◆ **WRITTEN PROBLEM**: Find the word "subtitle" in the records below. List each line containing it.

◆ **INFORMATION SHOWN**:
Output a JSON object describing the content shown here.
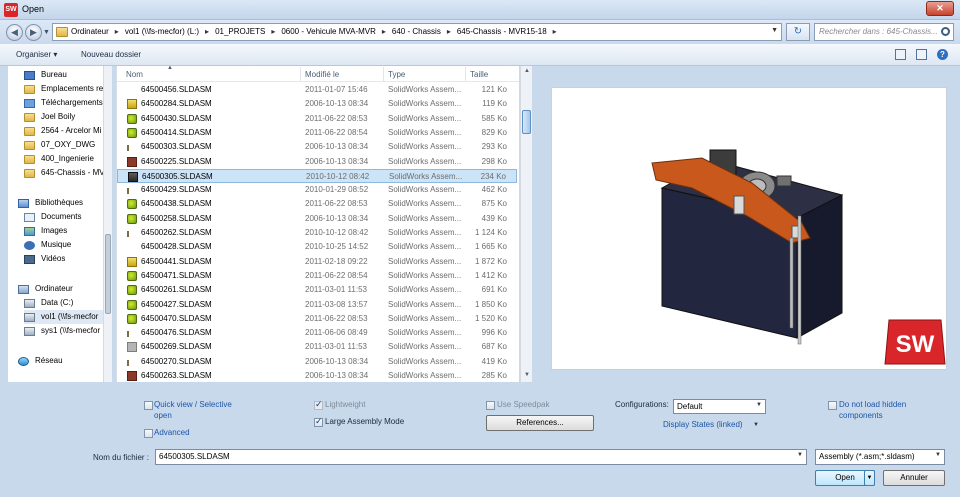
{
  "window": {
    "title": "Open",
    "app_icon": "SW",
    "close": "✕"
  },
  "address": {
    "crumbs": [
      "Ordinateur",
      "vol1 (\\\\fs-mecfor) (L:)",
      "01_PROJETS",
      "0600 - Vehicule MVA-MVR",
      "640 - Chassis",
      "645-Chassis - MVR15-18"
    ],
    "search_placeholder": "Rechercher dans : 645-Chassis..."
  },
  "toolbar": {
    "organize": "Organiser ▾",
    "new_folder": "Nouveau dossier"
  },
  "nav": {
    "items": [
      {
        "label": "Bureau",
        "icon": "desktop-icon"
      },
      {
        "label": "Emplacements re",
        "icon": "recent-places-icon"
      },
      {
        "label": "Téléchargements",
        "icon": "downloads-icon"
      },
      {
        "label": "Joel Boily",
        "icon": "folder-icon"
      },
      {
        "label": "2564 - Arcelor Mi",
        "icon": "folder-icon"
      },
      {
        "label": "07_OXY_DWG",
        "icon": "folder-icon"
      },
      {
        "label": "400_Ingenierie",
        "icon": "folder-icon"
      },
      {
        "label": "645-Chassis - MV",
        "icon": "folder-icon"
      },
      {
        "label": "Bibliothèques",
        "icon": "libraries-icon"
      },
      {
        "label": "Documents",
        "icon": "documents-icon"
      },
      {
        "label": "Images",
        "icon": "images-icon"
      },
      {
        "label": "Musique",
        "icon": "music-icon"
      },
      {
        "label": "Vidéos",
        "icon": "videos-icon"
      },
      {
        "label": "Ordinateur",
        "icon": "computer-icon"
      },
      {
        "label": "Data (C:)",
        "icon": "drive-icon"
      },
      {
        "label": "vol1 (\\\\fs-mecfor",
        "icon": "network-drive-icon"
      },
      {
        "label": "sys1 (\\\\fs-mecfor",
        "icon": "network-drive-icon"
      },
      {
        "label": "Réseau",
        "icon": "network-icon"
      }
    ]
  },
  "columns": {
    "name": "Nom",
    "modified": "Modifié le",
    "type": "Type",
    "size": "Taille",
    "sort_indicator": "▲"
  },
  "files": [
    {
      "name": "64500456.SLDASM",
      "date": "2011-01-07 15:46",
      "type": "SolidWorks Assem...",
      "size": "121 Ko",
      "icon": "blank"
    },
    {
      "name": "64500284.SLDASM",
      "date": "2006-10-13 08:34",
      "type": "SolidWorks Assem...",
      "size": "119 Ko",
      "icon": "yellow"
    },
    {
      "name": "64500430.SLDASM",
      "date": "2011-06-22 08:53",
      "type": "SolidWorks Assem...",
      "size": "585 Ko",
      "icon": "green"
    },
    {
      "name": "64500414.SLDASM",
      "date": "2011-06-22 08:54",
      "type": "SolidWorks Assem...",
      "size": "829 Ko",
      "icon": "green"
    },
    {
      "name": "64500303.SLDASM",
      "date": "2006-10-13 08:34",
      "type": "SolidWorks Assem...",
      "size": "293 Ko",
      "icon": "small"
    },
    {
      "name": "64500225.SLDASM",
      "date": "2006-10-13 08:34",
      "type": "SolidWorks Assem...",
      "size": "298 Ko",
      "icon": "brown"
    },
    {
      "name": "64500305.SLDASM",
      "date": "2010-10-12 08:42",
      "type": "SolidWorks Assem...",
      "size": "234 Ko",
      "icon": "dark",
      "selected": true
    },
    {
      "name": "64500429.SLDASM",
      "date": "2010-01-29 08:52",
      "type": "SolidWorks Assem...",
      "size": "462 Ko",
      "icon": "small"
    },
    {
      "name": "64500438.SLDASM",
      "date": "2011-06-22 08:53",
      "type": "SolidWorks Assem...",
      "size": "875 Ko",
      "icon": "green"
    },
    {
      "name": "64500258.SLDASM",
      "date": "2006-10-13 08:34",
      "type": "SolidWorks Assem...",
      "size": "439 Ko",
      "icon": "green"
    },
    {
      "name": "64500262.SLDASM",
      "date": "2010-10-12 08:42",
      "type": "SolidWorks Assem...",
      "size": "1 124 Ko",
      "icon": "small"
    },
    {
      "name": "64500428.SLDASM",
      "date": "2010-10-25 14:52",
      "type": "SolidWorks Assem...",
      "size": "1 665 Ko",
      "icon": "blank"
    },
    {
      "name": "64500441.SLDASM",
      "date": "2011-02-18 09:22",
      "type": "SolidWorks Assem...",
      "size": "1 872 Ko",
      "icon": "yellow"
    },
    {
      "name": "64500471.SLDASM",
      "date": "2011-06-22 08:54",
      "type": "SolidWorks Assem...",
      "size": "1 412 Ko",
      "icon": "green"
    },
    {
      "name": "64500261.SLDASM",
      "date": "2011-03-01 11:53",
      "type": "SolidWorks Assem...",
      "size": "691 Ko",
      "icon": "green"
    },
    {
      "name": "64500427.SLDASM",
      "date": "2011-03-08 13:57",
      "type": "SolidWorks Assem...",
      "size": "1 850 Ko",
      "icon": "green"
    },
    {
      "name": "64500470.SLDASM",
      "date": "2011-06-22 08:53",
      "type": "SolidWorks Assem...",
      "size": "1 520 Ko",
      "icon": "green"
    },
    {
      "name": "64500476.SLDASM",
      "date": "2011-06-06 08:49",
      "type": "SolidWorks Assem...",
      "size": "996 Ko",
      "icon": "small"
    },
    {
      "name": "64500269.SLDASM",
      "date": "2011-03-01 11:53",
      "type": "SolidWorks Assem...",
      "size": "687 Ko",
      "icon": "gray"
    },
    {
      "name": "64500270.SLDASM",
      "date": "2006-10-13 08:34",
      "type": "SolidWorks Assem...",
      "size": "419 Ko",
      "icon": "small"
    },
    {
      "name": "64500263.SLDASM",
      "date": "2006-10-13 08:34",
      "type": "SolidWorks Assem...",
      "size": "285 Ko",
      "icon": "brown"
    }
  ],
  "options": {
    "quick_view": "Quick view / Selective",
    "quick_view_2": "open",
    "advanced": "Advanced",
    "lightweight": "Lightweight",
    "large_assembly": "Large Assembly Mode",
    "speedpak": "Use Speedpak",
    "references": "References...",
    "configurations_label": "Configurations:",
    "configurations_value": "Default",
    "display_states": "Display States (linked)",
    "no_load_hidden": "Do not load hidden",
    "no_load_hidden_2": "components"
  },
  "bottom": {
    "filename_label": "Nom du fichier :",
    "filename_value": "64500305.SLDASM",
    "filetype_value": "Assembly (*.asm;*.sldasm)",
    "open": "Open",
    "cancel": "Annuler"
  },
  "colors": {
    "accent": "#1a56a8",
    "selection": "#cce4f7",
    "sw_red": "#d8262a"
  }
}
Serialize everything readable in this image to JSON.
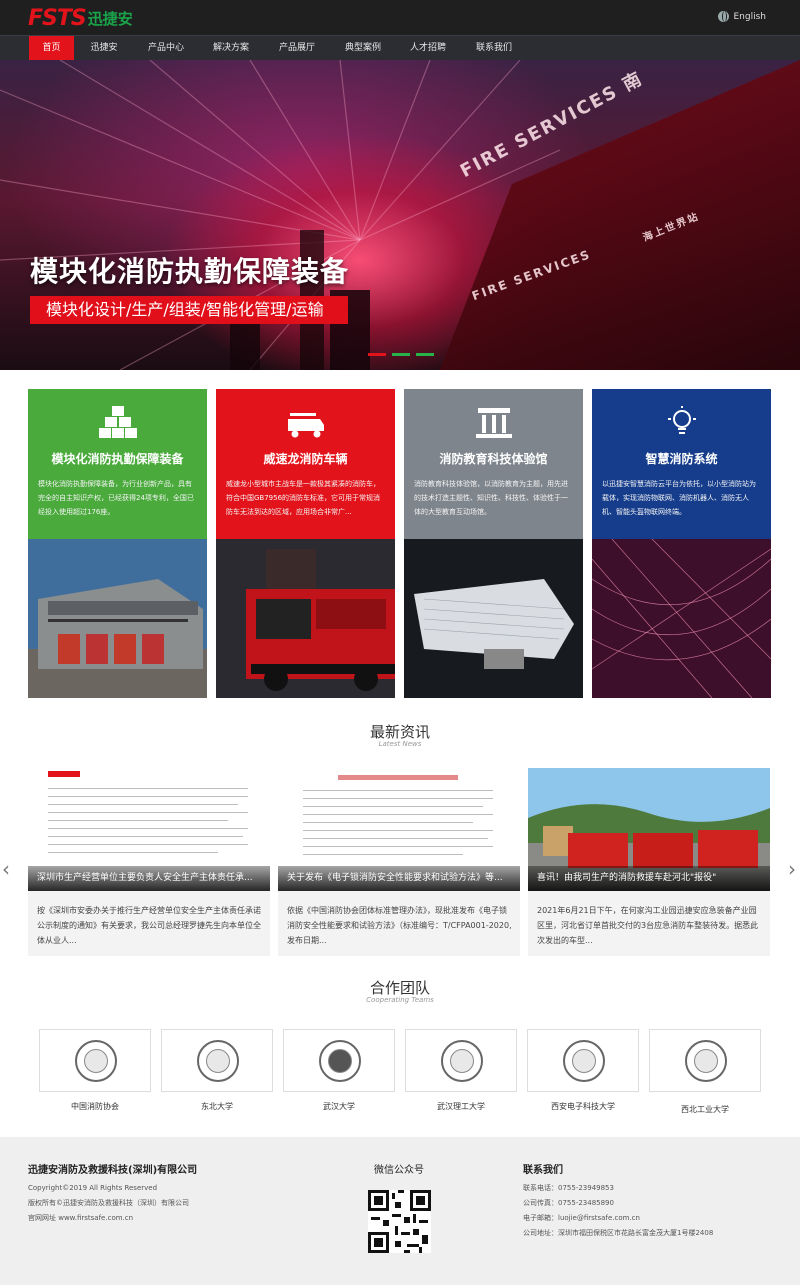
{
  "header": {
    "logo_mark": "FSTS",
    "logo_cn": "迅捷安",
    "language_label": "English"
  },
  "nav": {
    "items": [
      {
        "label": "首页",
        "active": true
      },
      {
        "label": "迅捷安"
      },
      {
        "label": "产品中心"
      },
      {
        "label": "解决方案"
      },
      {
        "label": "产品展厅"
      },
      {
        "label": "典型案例"
      },
      {
        "label": "人才招聘"
      },
      {
        "label": "联系我们"
      }
    ]
  },
  "hero": {
    "title": "模块化消防执勤保障装备",
    "subtitle": "模块化设计/生产/组装/智能化管理/运输",
    "sign_main": "FIRE SERVICES 南",
    "sign_secondary": "FIRE SERVICES",
    "sign_cn": "海上世界站",
    "slider_colors": [
      "#e3131b",
      "#27b34a",
      "#27b34a"
    ]
  },
  "cards": [
    {
      "title": "模块化消防执勤保障装备",
      "desc": "模块化消防执勤保障装备，为行业创新产品，具有完全的自主知识产权，已经获得24项专利，全国已经投入使用超过176座。",
      "color": "#4aaa3c",
      "icon": "boxes-icon"
    },
    {
      "title": "威速龙消防车辆",
      "desc": "威速龙小型城市主战车是一款极其紧凑的消防车，符合中国GB7956的消防车标准，它可用于常规消防车无法到达的区域，应用场合非常广...",
      "color": "#e3131b",
      "icon": "fire-truck-icon"
    },
    {
      "title": "消防教育科技体验馆",
      "desc": "消防教育科技体验馆，以消防教育为主题，用先进的技术打造主题性、知识性、科技性、体验性于一体的大型教育互动场馆。",
      "color": "#7f858c",
      "icon": "pavilion-icon"
    },
    {
      "title": "智慧消防系统",
      "desc": "以迅捷安智慧消防云平台为依托，以小型消防站为载体，实现消防物联网、消防机器人、消防无人机、智能头盔物联网终端。",
      "color": "#163d8c",
      "icon": "lightbulb-icon"
    }
  ],
  "news_section": {
    "title": "最新资讯",
    "subtitle": "Latest News"
  },
  "news": [
    {
      "caption": "深圳市生产经营单位主要负责人安全生产主体责任承...",
      "text": "按《深圳市安委办关于推行生产经营单位安全生产主体责任承诺公示制度的通知》有关要求，我公司总经理罗捷先生向本单位全体从业人..."
    },
    {
      "caption": "关于发布《电子锁消防安全性能要求和试验方法》等...",
      "text": "依据《中国消防协会团体标准管理办法》，现批准发布《电子锁消防安全性能要求和试验方法》（标准编号：T/CFPA001-2020,发布日期..."
    },
    {
      "caption": "喜讯！由我司生产的消防救援车赴河北\"报役\"",
      "text": "2021年6月21日下午，在何家沟工业园迅捷安应急装备产业园区里，河北省订单首批交付的3台应急消防车整装待发。据悉此次发出的车型..."
    }
  ],
  "partners_section": {
    "title": "合作团队",
    "subtitle": "Cooperating Teams"
  },
  "partners": [
    {
      "name": "中国消防协会"
    },
    {
      "name": "东北大学"
    },
    {
      "name": "武汉大学"
    },
    {
      "name": "武汉理工大学"
    },
    {
      "name": "西安电子科技大学"
    },
    {
      "name": "西北工业大学"
    }
  ],
  "footer": {
    "company": "迅捷安消防及救援科技(深圳)有限公司",
    "copyright": "Copyright©2019 All Rights Reserved",
    "rights": "版权所有©迅捷安消防及救援科技（深圳）有限公司",
    "website": "官网网址 www.firstsafe.com.cn",
    "wechat_title": "微信公众号",
    "contact_title": "联系我们",
    "phone": "联系电话：0755-23949853",
    "fax": "公司传真：0755-23485890",
    "email": "电子邮箱：luojie@firstsafe.com.cn",
    "address": "公司地址：深圳市福田保税区市花路长富金茂大厦1号楼2408"
  }
}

◆ **EXERCISE ANSWER**:
    "subtitle": "模块化设计/生产/组装/智能化管理/运输",
    "subtitle": "Latest News"
    "subtitle": "Cooperating Teams"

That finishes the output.